### Zadania do wykonania
A. Czy każde ze stwierdzeń (i)–(iii) zgadza się z tekstem o Domeyce? Przy każdym odpowiedz „tak” lub „nie” i przytocz dosłownie rozstrzygające słowa tekstu.
(i) Domeyko został obywatelem honorowym Chile decyzją Kongresu podjętą większością głosów.
(ii) Święta Bożego Narodzenia w 1843 roku były dla Domeyki dwunastymi świętami spędzonymi poza krajem.
(iii) Modlitwa po polsku pomogła mu zachować pamięć ojczystego języka.
B. Dopisz dalszy ciąg tekstu o Domeyce, zaczynając od miejsca, w którym się kończy.

### Tekst do przeczytania
● ● ● ● ●

W melancholijnym nastroju mija Nowy Rok 1870: Czterdzieści już lat upłynęło od ostatniego Nowego Roku, który przepędziłem u stryja [na Litwie]; nie poddaję się latom i kto wie, jaki będzie ten nowy rok i czy się doczekam jego końca. Gdyby nie wiara i nadzieja w Bogu, to by się już człowiek skurczył i oniemiał [Tamże, s. 399].

Na wniosek prezydenta Chile, jednogłośną decyzją Kongresu, Domeyko został obywatelem honorowym Chile. Mimo osiemdziesiątego roku życia, będąc już na rządowej emeryturze, zostaje po raz czwarty wybrany na stanowisko rektora Uniwersytetu Chilijskiego. Przyjął je warunkowo, gdyż był to jedyny sposób zażegnania konfliktów politycznych między innymi kandydatami.

Wiara

Jak wspomniano, Domeyko był wychowany w tradycji litewskiej i polskiej religijności. Był człowiekiem głębokiej wiary. Jego katolicyzm był naturalny; w sposób bezkonfliktowy umiejętnie łączył wiarę z nauką. Swój los oraz los zniewolonej Ojczyzny oddawał w ręce Boga. Modlitwa była dla niego nie tylko rozmową z Bogiem, lecz spełniała istotną rolę w podtrzymaniu tożsamości. Modlitwie po polsku zawdzięczał pamięć ojczystego języka. W pięknie przyrody, ojczystej i chilijskiej, postrzegał dzieło Stwórcy. W atmosferze kościoła znajdywał ukojenie i wewnętrzny spokój. Syna Hernana, który wybrał karierę księdza, wspierał w sposób nadzwyczajny.

W roku 1843 święta Bożego Narodzenia spędził w górniczej osadzie Andacollo, niedaleko La Sereny, znanej z maryjnego sanktuarium. Były to już dwunaste święta poza krajem. Pisał w pamiętniku: Mieszkam na drugiej połowie świata; nie ma do kogo przemówić po polsku... Czegom się nauczył, o czym się przekonałem, to że człowiek mało co z siebie dobrego wymyśli, jeżeli się nie umocni w wierze i nie oprze na słowie Bożym. Zasługa polega na onej nieustannej wojnie, jaką musi prowadzić ze sobą, za skłonnością ku złemu.

Prawdziwa mądrość nie jest z tego świata [...] Dlatego wszystkimi siłami starać się winniśmy o wiarę, prosić o nią u Boga w prostocie serca, jak dzieci proszą chleba u ojca, a nie marnować rozumu na próżnych wnioskach i wymysłach ludzkich, od których kamienieje dusza.

● ● ● ● ●

### Udostępnione dane
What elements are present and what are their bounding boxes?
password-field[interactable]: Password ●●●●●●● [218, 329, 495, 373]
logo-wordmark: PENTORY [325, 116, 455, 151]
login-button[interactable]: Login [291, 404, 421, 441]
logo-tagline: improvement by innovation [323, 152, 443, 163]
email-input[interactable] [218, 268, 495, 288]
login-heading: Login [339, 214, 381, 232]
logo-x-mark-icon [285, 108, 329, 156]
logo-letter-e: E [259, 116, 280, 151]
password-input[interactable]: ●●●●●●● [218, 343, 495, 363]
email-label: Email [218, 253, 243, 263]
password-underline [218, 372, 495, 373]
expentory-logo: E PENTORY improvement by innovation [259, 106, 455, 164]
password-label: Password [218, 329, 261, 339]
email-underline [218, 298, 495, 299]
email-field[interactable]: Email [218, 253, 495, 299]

● ● ● ● ●

### Lista odpowiedzi
A.
(i) Nie: „jednogłośną decyzją Kongresu”.
(ii) Tak: „Były to już dwunaste święta poza krajem.”
(iii) Tak: „Modlitwie po polsku zawdzięczał pamięć ojczystego języka.”

B.
Najpewniejszym środkiem do osiągnięcia wiary za łaską i miłosierdziem Bożym jest pokora i miłość bliźniego, ta szczytna i nieograniczona miłość, której przykład dał nam Zbawiciel umierając za nas, przebaczając mordercom swoim... Ta miłość jest fundamentem cnót, ramieniem do najzaciętszego boju przeciw złemu, przeciw własnej dumie, głównej sprawczyni naszych nieszczęść [...].

Prawdziwa miłość bliźniego jest owego Samarytanina: widzieć w każdym człowieku brata, kochać tych nawet, co nas nienawidzą [I. Domeyko, Moje podróże, t. II, s. 335-336].

Takie refleksje zapisał Domeyko w Andacollo, które przypominało mu polską Częstochowę z Jasną Górą. Opis słynnej fiesty w Andacollo, stanowi jeden z najbardziej wartościowych dokumentów o charakterze etnograficznym i religijnym Chile [Tamże, s. 336-353].

Podczas uciążliwej wyprawy geologicznej w Kordylierze La Compania, na biwaku na wysokiej górze pod gołym niebem, Domeyko medytował:

Wielkiej siły duszy potrzeba, żeby szczeblując po tych Kordylierach wznieść się aż do gwiaździstego sklepienia, a w całym utworze tej cudownej przyrody wydziwić się rozumowi jej Stworzyciela. Im dalej od ziemi, tym bliżej nieba, a nie masz odpoczynku dla myśli, bo choć się jej zda, że już nieskończoność dróg i światów przebieży, drugą taką nieskończoność jeszcze przeczuje przed sobą [Tamże, s. 387-388].

Codzienna modlitwa po polsku była dla Domeyki istotnym składnikiem jego tożsamości. Niemal w każdym liście do przyjaciół odnosił się do Boga i Jemu polecał swoją przyszłość. Możliwość praktyk religijnych była dla Domeyki ważnym czynnikiem podtrzymywania duchowej łączności z bliskimi.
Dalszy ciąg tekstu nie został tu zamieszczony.